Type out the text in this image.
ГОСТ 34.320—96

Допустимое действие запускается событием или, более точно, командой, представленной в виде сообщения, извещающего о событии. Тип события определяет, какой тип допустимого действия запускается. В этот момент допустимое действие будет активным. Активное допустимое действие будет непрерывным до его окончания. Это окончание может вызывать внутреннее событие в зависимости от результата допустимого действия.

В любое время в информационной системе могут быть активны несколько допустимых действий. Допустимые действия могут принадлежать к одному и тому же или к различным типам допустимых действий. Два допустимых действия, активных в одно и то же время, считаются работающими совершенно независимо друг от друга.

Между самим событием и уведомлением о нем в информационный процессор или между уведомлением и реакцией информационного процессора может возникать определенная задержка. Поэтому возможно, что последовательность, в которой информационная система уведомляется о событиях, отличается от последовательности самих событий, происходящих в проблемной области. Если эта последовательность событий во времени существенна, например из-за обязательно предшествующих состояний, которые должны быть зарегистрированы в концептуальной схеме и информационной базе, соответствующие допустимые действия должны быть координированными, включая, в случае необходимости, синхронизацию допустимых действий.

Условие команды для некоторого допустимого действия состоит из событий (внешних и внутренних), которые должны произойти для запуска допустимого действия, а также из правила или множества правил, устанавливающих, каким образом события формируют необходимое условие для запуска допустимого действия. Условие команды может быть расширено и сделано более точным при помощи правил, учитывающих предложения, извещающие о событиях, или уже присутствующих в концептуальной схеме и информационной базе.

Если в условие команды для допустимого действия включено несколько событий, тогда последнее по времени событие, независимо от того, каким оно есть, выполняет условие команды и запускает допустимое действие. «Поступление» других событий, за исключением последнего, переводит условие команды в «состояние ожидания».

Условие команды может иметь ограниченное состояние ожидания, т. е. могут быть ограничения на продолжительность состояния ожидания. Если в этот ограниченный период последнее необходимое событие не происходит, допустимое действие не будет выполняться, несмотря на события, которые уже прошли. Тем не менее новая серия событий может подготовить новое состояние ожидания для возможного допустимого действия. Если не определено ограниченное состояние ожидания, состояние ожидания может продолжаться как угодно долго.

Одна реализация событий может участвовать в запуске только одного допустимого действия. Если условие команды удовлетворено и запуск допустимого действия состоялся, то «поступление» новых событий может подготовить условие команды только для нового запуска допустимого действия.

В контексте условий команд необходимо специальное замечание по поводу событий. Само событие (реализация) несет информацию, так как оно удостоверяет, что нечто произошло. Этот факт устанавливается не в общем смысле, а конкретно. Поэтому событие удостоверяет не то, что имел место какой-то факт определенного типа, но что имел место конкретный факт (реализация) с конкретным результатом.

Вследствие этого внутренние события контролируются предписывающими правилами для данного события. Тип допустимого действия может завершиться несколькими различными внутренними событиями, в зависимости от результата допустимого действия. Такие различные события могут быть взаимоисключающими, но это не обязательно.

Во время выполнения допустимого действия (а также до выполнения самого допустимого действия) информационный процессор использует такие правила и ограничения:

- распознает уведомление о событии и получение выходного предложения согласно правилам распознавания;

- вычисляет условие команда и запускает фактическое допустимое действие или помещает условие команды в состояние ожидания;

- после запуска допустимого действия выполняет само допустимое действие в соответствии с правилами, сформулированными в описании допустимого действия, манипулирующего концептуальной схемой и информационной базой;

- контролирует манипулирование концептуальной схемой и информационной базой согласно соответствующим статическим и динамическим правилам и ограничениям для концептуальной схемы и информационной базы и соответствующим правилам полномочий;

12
======
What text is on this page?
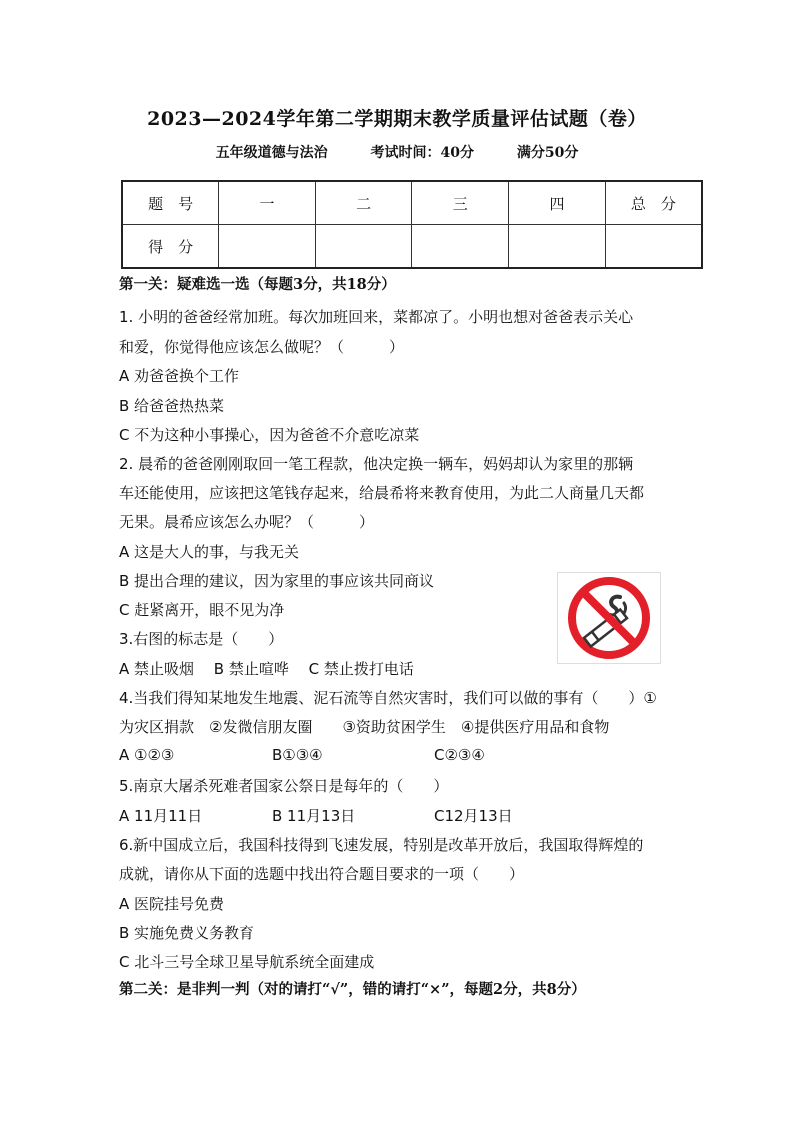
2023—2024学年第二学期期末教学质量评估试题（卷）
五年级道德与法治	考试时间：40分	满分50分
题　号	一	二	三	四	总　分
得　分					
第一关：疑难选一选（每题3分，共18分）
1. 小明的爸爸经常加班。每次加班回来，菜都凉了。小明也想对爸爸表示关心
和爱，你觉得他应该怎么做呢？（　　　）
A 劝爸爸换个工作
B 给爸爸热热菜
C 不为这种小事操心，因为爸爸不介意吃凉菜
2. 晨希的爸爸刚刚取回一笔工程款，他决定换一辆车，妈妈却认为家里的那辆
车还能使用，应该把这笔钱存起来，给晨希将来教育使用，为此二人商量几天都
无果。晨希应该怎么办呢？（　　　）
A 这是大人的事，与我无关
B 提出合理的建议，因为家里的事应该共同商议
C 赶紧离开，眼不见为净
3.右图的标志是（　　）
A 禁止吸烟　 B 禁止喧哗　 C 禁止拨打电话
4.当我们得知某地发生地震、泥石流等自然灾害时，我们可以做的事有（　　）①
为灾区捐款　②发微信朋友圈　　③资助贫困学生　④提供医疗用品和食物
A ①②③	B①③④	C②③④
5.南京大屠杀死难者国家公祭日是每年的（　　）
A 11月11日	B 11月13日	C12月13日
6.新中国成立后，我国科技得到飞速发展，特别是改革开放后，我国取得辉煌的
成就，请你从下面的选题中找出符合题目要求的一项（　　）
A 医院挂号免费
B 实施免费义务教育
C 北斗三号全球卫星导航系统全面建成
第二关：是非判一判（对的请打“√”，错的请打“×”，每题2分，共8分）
======
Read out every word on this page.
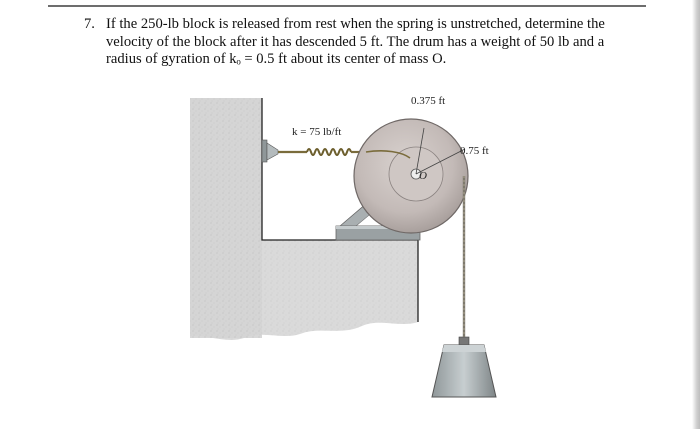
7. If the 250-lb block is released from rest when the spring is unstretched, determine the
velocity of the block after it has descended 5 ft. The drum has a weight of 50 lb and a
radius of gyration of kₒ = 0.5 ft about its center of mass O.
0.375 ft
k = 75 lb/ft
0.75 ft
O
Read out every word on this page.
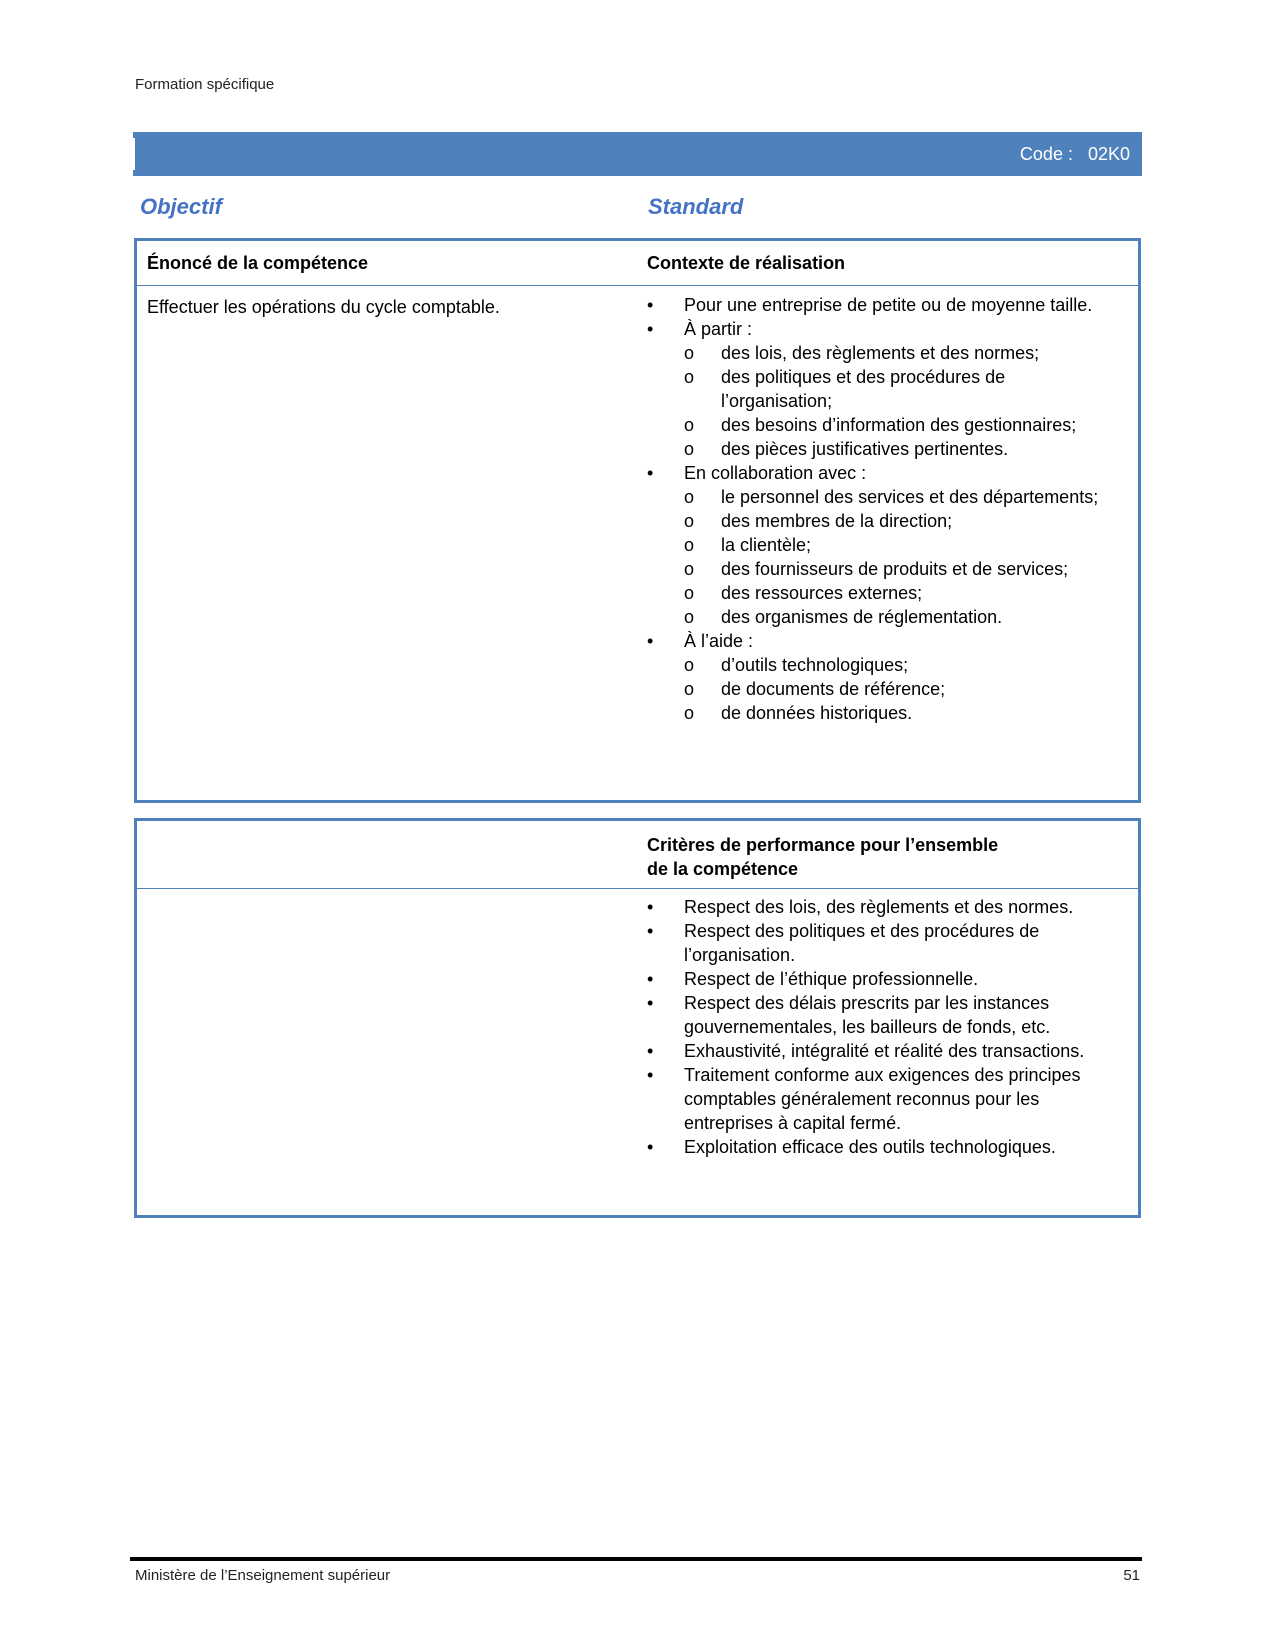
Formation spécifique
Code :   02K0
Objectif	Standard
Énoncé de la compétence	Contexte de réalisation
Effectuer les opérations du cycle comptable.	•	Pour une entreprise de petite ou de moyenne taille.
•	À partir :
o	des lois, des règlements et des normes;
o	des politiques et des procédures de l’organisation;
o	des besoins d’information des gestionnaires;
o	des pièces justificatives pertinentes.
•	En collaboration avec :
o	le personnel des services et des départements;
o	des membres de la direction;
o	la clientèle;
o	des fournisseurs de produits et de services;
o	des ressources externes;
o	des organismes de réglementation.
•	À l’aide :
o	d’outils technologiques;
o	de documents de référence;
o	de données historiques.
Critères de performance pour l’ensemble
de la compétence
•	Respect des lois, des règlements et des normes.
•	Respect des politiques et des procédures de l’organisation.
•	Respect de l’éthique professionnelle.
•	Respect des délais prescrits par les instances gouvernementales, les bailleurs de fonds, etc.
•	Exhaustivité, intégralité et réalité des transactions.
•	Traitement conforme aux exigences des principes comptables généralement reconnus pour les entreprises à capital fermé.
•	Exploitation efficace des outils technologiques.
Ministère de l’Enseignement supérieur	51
======
* WHAT IS BEING ASKED *
Filter out all lines lacking the word "Поэтому" and copy the rest.

* TASK RESULT *
Между самим событием и уведомлением о нем в информационный процессор или между уведомлением и реакцией информационного процессора может возникать определенная задержка. Поэтому возможно, что последовательность, в которой информационная система уведомляется о событиях, отличается от последовательности самих событий, происходящих в проблемной области. Если эта последовательность событий во времени существенна, например из-за обязательно предшествующих состояний, которые должны быть зарегистрированы в концептуальной схеме и информационной базе, соответствующие допустимые действия должны быть координированными, включая, в случае необходимости, синхронизацию допустимых действий.
В контексте условий команд необходимо специальное замечание по поводу событий. Само событие (реализация) несет информацию, так как оно удостоверяет, что нечто произошло. Этот факт устанавливается не в общем смысле, а конкретно. Поэтому событие удостоверяет не то, что имел место какой-то факт определенного типа, но что имел место конкретный факт (реализация) с конкретным результатом.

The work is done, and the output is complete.